Copy all the entries below exactly, but not the pictures.

-- start of Information shown --

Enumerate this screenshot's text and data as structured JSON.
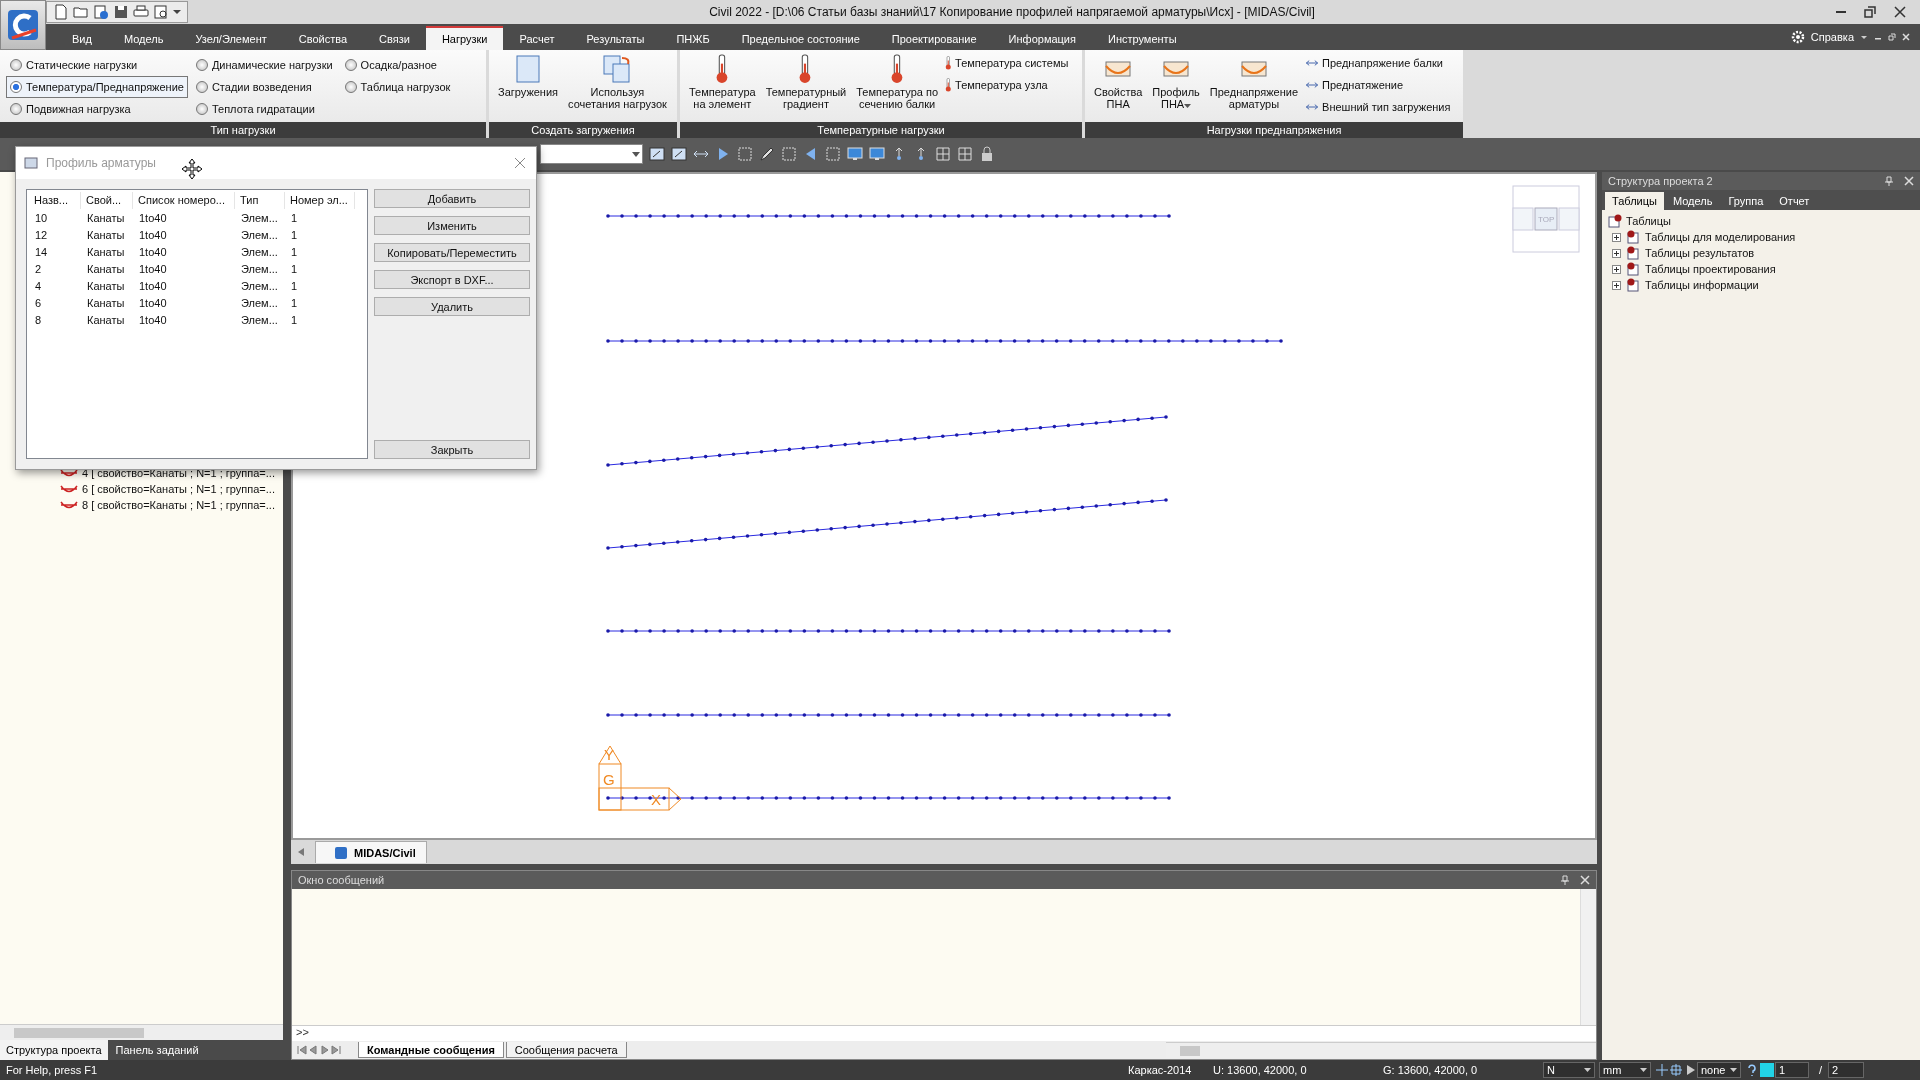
{
  "title_bar": {
    "title": "Civil 2022 - [D:\\06 Статьи базы знаний\\17 Копирование профилей напрягаемой арматуры\\Исх] - [MIDAS/Civil]"
  },
  "menu_tabs": [
    {
      "label": "Вид",
      "selected": false
    },
    {
      "label": "Модель",
      "selected": false
    },
    {
      "label": "Узел/Элемент",
      "selected": false
    },
    {
      "label": "Свойства",
      "selected": false
    },
    {
      "label": "Связи",
      "selected": false
    },
    {
      "label": "Нагрузки",
      "selected": true
    },
    {
      "label": "Расчет",
      "selected": false
    },
    {
      "label": "Результаты",
      "selected": false
    },
    {
      "label": "ПНЖБ",
      "selected": false
    },
    {
      "label": "Предельное состояние",
      "selected": false
    },
    {
      "label": "Проектирование",
      "selected": false
    },
    {
      "label": "Информация",
      "selected": false
    },
    {
      "label": "Инструменты",
      "selected": false
    }
  ],
  "help_menu": "Справка",
  "ribbon": {
    "groups": [
      {
        "label": "Тип нагрузки",
        "radios": [
          {
            "label": "Статические нагрузки",
            "selected": false
          },
          {
            "label": "Температура/Преднапряжение",
            "selected": true
          },
          {
            "label": "Подвижная нагрузка",
            "selected": false
          },
          {
            "label": "Динамические нагрузки",
            "selected": false
          },
          {
            "label": "Стадии возведения",
            "selected": false
          },
          {
            "label": "Теплота гидратации",
            "selected": false
          },
          {
            "label": "Осадка/разное",
            "selected": false
          },
          {
            "label": "Таблица нагрузок",
            "selected": false
          }
        ]
      },
      {
        "label": "Создать загружения",
        "large": [
          {
            "label": "Загружения"
          },
          {
            "label": "Используя\nсочетания нагрузок"
          }
        ]
      },
      {
        "label": "Температурные нагрузки",
        "large": [
          {
            "label": "Температура\nна элемент"
          },
          {
            "label": "Температурный\nградиент"
          },
          {
            "label": "Температура по\nсечению балки"
          }
        ],
        "small": [
          {
            "label": "Температура системы"
          },
          {
            "label": "Температура узла"
          }
        ]
      },
      {
        "label": "Нагрузки преднапряжения",
        "large": [
          {
            "label": "Свойства\nПНА"
          },
          {
            "label": "Профиль\nПНА",
            "dropdown": true
          },
          {
            "label": "Преднапряжение\nарматуры"
          }
        ],
        "small": [
          {
            "label": "Преднапряжение балки"
          },
          {
            "label": "Преднатяжение"
          },
          {
            "label": "Внешний тип загружения"
          }
        ]
      }
    ]
  },
  "dialog": {
    "title": "Профиль арматуры",
    "columns": [
      "Назв...",
      "Свой...",
      "Список номеро...",
      "Тип",
      "Номер эл..."
    ],
    "rows": [
      [
        "10",
        "Канаты",
        "1to40",
        "Элем...",
        "1"
      ],
      [
        "12",
        "Канаты",
        "1to40",
        "Элем...",
        "1"
      ],
      [
        "14",
        "Канаты",
        "1to40",
        "Элем...",
        "1"
      ],
      [
        "2",
        "Канаты",
        "1to40",
        "Элем...",
        "1"
      ],
      [
        "4",
        "Канаты",
        "1to40",
        "Элем...",
        "1"
      ],
      [
        "6",
        "Канаты",
        "1to40",
        "Элем...",
        "1"
      ],
      [
        "8",
        "Канаты",
        "1to40",
        "Элем...",
        "1"
      ]
    ],
    "buttons": [
      "Добавить",
      "Изменить",
      "Копировать/Переместить",
      "Экспорт в DXF...",
      "Удалить"
    ],
    "close_button": "Закрыть"
  },
  "left_panel": {
    "tree_items": [
      "4 [ свойство=Канаты ; N=1 ; группа=...",
      "6 [ свойство=Канаты ; N=1 ; группа=...",
      "8 [ свойство=Канаты ; N=1 ; группа=..."
    ],
    "tabs": [
      {
        "label": "Структура проекта",
        "selected": true
      },
      {
        "label": "Панель заданий",
        "selected": false
      }
    ]
  },
  "viewport": {
    "tab": "MIDAS/Civil",
    "axis_labels": [
      "Y",
      "G",
      "X"
    ],
    "view_cube_label": "TOP"
  },
  "messages": {
    "title": "Окно сообщений",
    "prompt": ">>",
    "tabs": [
      {
        "label": "Командные сообщения",
        "selected": true
      },
      {
        "label": "Сообщения расчета",
        "selected": false
      }
    ]
  },
  "right_panel": {
    "title": "Структура проекта  2",
    "tabs": [
      {
        "label": "Таблицы",
        "selected": true
      },
      {
        "label": "Модель",
        "selected": false
      },
      {
        "label": "Группа",
        "selected": false
      },
      {
        "label": "Отчет",
        "selected": false
      }
    ],
    "tree": {
      "label": "Таблицы",
      "children": [
        {
          "label": "Таблицы для моделирования",
          "expanded": false
        },
        {
          "label": "Таблицы результатов",
          "expanded": false
        },
        {
          "label": "Таблицы проектирования",
          "expanded": false
        },
        {
          "label": "Таблицы информации",
          "expanded": false
        }
      ]
    }
  },
  "status_bar": {
    "help": "For Help, press F1",
    "frame": "Каркас-2014",
    "ucs": "U: 13600, 42000, 0",
    "gcs": "G: 13600, 42000, 0",
    "force_unit": "N",
    "length_unit": "mm",
    "display": "none",
    "page": "1",
    "separator": "/",
    "total": "2"
  }
}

-- end of Information shown --

» **Result for this task**
Enumerate this screenshot's text and data as structured JSON.
{
  "title_bar": {
    "title": "Civil 2022 - [D:\\06 Статьи базы знаний\\17 Копирование профилей напрягаемой арматуры\\Исх] - [MIDAS/Civil]"
  },
  "menu_tabs": [
    {
      "label": "Вид",
      "selected": false
    },
    {
      "label": "Модель",
      "selected": false
    },
    {
      "label": "Узел/Элемент",
      "selected": false
    },
    {
      "label": "Свойства",
      "selected": false
    },
    {
      "label": "Связи",
      "selected": false
    },
    {
      "label": "Нагрузки",
      "selected": true
    },
    {
      "label": "Расчет",
      "selected": false
    },
    {
      "label": "Результаты",
      "selected": false
    },
    {
      "label": "ПНЖБ",
      "selected": false
    },
    {
      "label": "Предельное состояние",
      "selected": false
    },
    {
      "label": "Проектирование",
      "selected": false
    },
    {
      "label": "Информация",
      "selected": false
    },
    {
      "label": "Инструменты",
      "selected": false
    }
  ],
  "help_menu": "Справка",
  "ribbon": {
    "groups": [
      {
        "label": "Тип нагрузки",
        "radios": [
          {
            "label": "Статические нагрузки",
            "selected": false
          },
          {
            "label": "Температура/Преднапряжение",
            "selected": true
          },
          {
            "label": "Подвижная нагрузка",
            "selected": false
          },
          {
            "label": "Динамические нагрузки",
            "selected": false
          },
          {
            "label": "Стадии возведения",
            "selected": false
          },
          {
            "label": "Теплота гидратации",
            "selected": false
          },
          {
            "label": "Осадка/разное",
            "selected": false
          },
          {
            "label": "Таблица нагрузок",
            "selected": false
          }
        ]
      },
      {
        "label": "Создать загружения",
        "large": [
          {
            "label": "Загружения"
          },
          {
            "label": "Используя\nсочетания нагрузок"
          }
        ]
      },
      {
        "label": "Температурные нагрузки",
        "large": [
          {
            "label": "Температура\nна элемент"
          },
          {
            "label": "Температурный\nградиент"
          },
          {
            "label": "Температура по\nсечению балки"
          }
        ],
        "small": [
          {
            "label": "Температура системы"
          },
          {
            "label": "Температура узла"
          }
        ]
      },
      {
        "label": "Нагрузки преднапряжения",
        "large": [
          {
            "label": "Свойства\nПНА"
          },
          {
            "label": "Профиль\nПНА",
            "dropdown": true
          },
          {
            "label": "Преднапряжение\nарматуры"
          }
        ],
        "small": [
          {
            "label": "Преднапряжение балки"
          },
          {
            "label": "Преднатяжение"
          },
          {
            "label": "Внешний тип загружения"
          }
        ]
      }
    ]
  },
  "dialog": {
    "title": "Профиль арматуры",
    "columns": [
      "Назв...",
      "Свой...",
      "Список номеро...",
      "Тип",
      "Номер эл..."
    ],
    "rows": [
      [
        "10",
        "Канаты",
        "1to40",
        "Элем...",
        "1"
      ],
      [
        "12",
        "Канаты",
        "1to40",
        "Элем...",
        "1"
      ],
      [
        "14",
        "Канаты",
        "1to40",
        "Элем...",
        "1"
      ],
      [
        "2",
        "Канаты",
        "1to40",
        "Элем...",
        "1"
      ],
      [
        "4",
        "Канаты",
        "1to40",
        "Элем...",
        "1"
      ],
      [
        "6",
        "Канаты",
        "1to40",
        "Элем...",
        "1"
      ],
      [
        "8",
        "Канаты",
        "1to40",
        "Элем...",
        "1"
      ]
    ],
    "buttons": [
      "Добавить",
      "Изменить",
      "Копировать/Переместить",
      "Экспорт в DXF...",
      "Удалить"
    ],
    "close_button": "Закрыть"
  },
  "left_panel": {
    "tree_items": [
      "4 [ свойство=Канаты ; N=1 ; группа=...",
      "6 [ свойство=Канаты ; N=1 ; группа=...",
      "8 [ свойство=Канаты ; N=1 ; группа=..."
    ],
    "tabs": [
      {
        "label": "Структура проекта",
        "selected": true
      },
      {
        "label": "Панель заданий",
        "selected": false
      }
    ]
  },
  "viewport": {
    "tab": "MIDAS/Civil",
    "axis_labels": [
      "Y",
      "G",
      "X"
    ],
    "view_cube_label": "TOP"
  },
  "messages": {
    "title": "Окно сообщений",
    "prompt": ">>",
    "tabs": [
      {
        "label": "Командные сообщения",
        "selected": true
      },
      {
        "label": "Сообщения расчета",
        "selected": false
      }
    ]
  },
  "right_panel": {
    "title": "Структура проекта  2",
    "tabs": [
      {
        "label": "Таблицы",
        "selected": true
      },
      {
        "label": "Модель",
        "selected": false
      },
      {
        "label": "Группа",
        "selected": false
      },
      {
        "label": "Отчет",
        "selected": false
      }
    ],
    "tree": {
      "label": "Таблицы",
      "children": [
        {
          "label": "Таблицы для моделирования",
          "expanded": false
        },
        {
          "label": "Таблицы результатов",
          "expanded": false
        },
        {
          "label": "Таблицы проектирования",
          "expanded": false
        },
        {
          "label": "Таблицы информации",
          "expanded": false
        }
      ]
    }
  },
  "status_bar": {
    "help": "For Help, press F1",
    "frame": "Каркас-2014",
    "ucs": "U: 13600, 42000, 0",
    "gcs": "G: 13600, 42000, 0",
    "force_unit": "N",
    "length_unit": "mm",
    "display": "none",
    "page": "1",
    "separator": "/",
    "total": "2"
  }
}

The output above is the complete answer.